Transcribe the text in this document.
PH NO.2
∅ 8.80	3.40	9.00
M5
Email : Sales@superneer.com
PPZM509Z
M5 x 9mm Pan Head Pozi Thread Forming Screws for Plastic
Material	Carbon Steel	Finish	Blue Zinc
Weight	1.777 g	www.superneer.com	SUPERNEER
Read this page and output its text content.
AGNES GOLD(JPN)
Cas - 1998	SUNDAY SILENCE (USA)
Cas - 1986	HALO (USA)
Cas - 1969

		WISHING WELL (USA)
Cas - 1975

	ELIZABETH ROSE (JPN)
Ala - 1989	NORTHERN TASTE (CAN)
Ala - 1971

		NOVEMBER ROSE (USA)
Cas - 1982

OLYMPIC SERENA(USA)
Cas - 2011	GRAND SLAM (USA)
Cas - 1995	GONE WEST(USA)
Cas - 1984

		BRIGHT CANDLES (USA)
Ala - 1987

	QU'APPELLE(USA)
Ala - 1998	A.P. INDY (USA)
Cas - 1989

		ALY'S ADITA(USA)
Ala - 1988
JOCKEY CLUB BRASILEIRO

---*---

### TASK
Repeat the entries shown above, every one, word for word.

### SOLUTION TO THE EXERCISE
Transcribe the text in this document.
PH NO.2
∅ 8.80	3.40	9.00
M5
Email : Sales@superneer.com
PPZM509Z
M5 x 9mm Pan Head Pozi Thread Forming Screws for Plastic
Material	Carbon Steel	Finish	Blue Zinc
Weight	1.777 g	www.superneer.com	SUPERNEER
Read this page and output its text content.
AGNES GOLD(JPN)
Cas - 1998	SUNDAY SILENCE (USA)
Cas - 1986	HALO (USA)
Cas - 1969

		WISHING WELL (USA)
Cas - 1975

	ELIZABETH ROSE (JPN)
Ala - 1989	NORTHERN TASTE (CAN)
Ala - 1971

		NOVEMBER ROSE (USA)
Cas - 1982

OLYMPIC SERENA(USA)
Cas - 2011	GRAND SLAM (USA)
Cas - 1995	GONE WEST(USA)
Cas - 1984

		BRIGHT CANDLES (USA)
Ala - 1987

	QU'APPELLE(USA)
Ala - 1998	A.P. INDY (USA)
Cas - 1989

		ALY'S ADITA(USA)
Ala - 1988
JOCKEY CLUB BRASILEIRO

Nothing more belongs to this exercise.